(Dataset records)
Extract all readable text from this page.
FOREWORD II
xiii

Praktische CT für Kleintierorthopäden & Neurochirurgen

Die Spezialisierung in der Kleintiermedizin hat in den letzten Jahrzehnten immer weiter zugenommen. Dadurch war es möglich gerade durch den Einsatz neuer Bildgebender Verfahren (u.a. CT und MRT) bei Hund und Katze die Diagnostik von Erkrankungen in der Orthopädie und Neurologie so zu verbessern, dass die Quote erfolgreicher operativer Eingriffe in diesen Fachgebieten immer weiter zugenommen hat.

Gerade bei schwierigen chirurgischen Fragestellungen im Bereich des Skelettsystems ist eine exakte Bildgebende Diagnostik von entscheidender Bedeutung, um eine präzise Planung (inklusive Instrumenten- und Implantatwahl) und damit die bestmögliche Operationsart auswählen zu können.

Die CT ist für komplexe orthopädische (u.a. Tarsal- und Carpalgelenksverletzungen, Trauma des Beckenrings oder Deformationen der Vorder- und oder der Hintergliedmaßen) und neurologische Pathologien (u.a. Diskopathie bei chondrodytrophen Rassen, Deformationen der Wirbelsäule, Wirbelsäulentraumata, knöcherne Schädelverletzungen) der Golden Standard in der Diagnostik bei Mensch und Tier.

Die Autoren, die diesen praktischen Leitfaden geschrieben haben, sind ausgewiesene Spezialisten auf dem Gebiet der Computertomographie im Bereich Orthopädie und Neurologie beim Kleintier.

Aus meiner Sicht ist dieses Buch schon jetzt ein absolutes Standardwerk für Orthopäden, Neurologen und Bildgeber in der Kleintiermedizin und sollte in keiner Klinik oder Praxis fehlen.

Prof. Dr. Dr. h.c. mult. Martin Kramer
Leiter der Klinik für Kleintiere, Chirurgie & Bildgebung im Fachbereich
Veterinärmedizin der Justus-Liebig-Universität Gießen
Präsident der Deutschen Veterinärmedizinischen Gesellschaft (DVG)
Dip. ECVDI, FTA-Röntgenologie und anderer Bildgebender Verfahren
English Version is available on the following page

WHAT THE TASK ASKS
If a line of the entries contains "page", it counts; say how many such lines there are and give only the number.

EXERCISE RESPONSE
2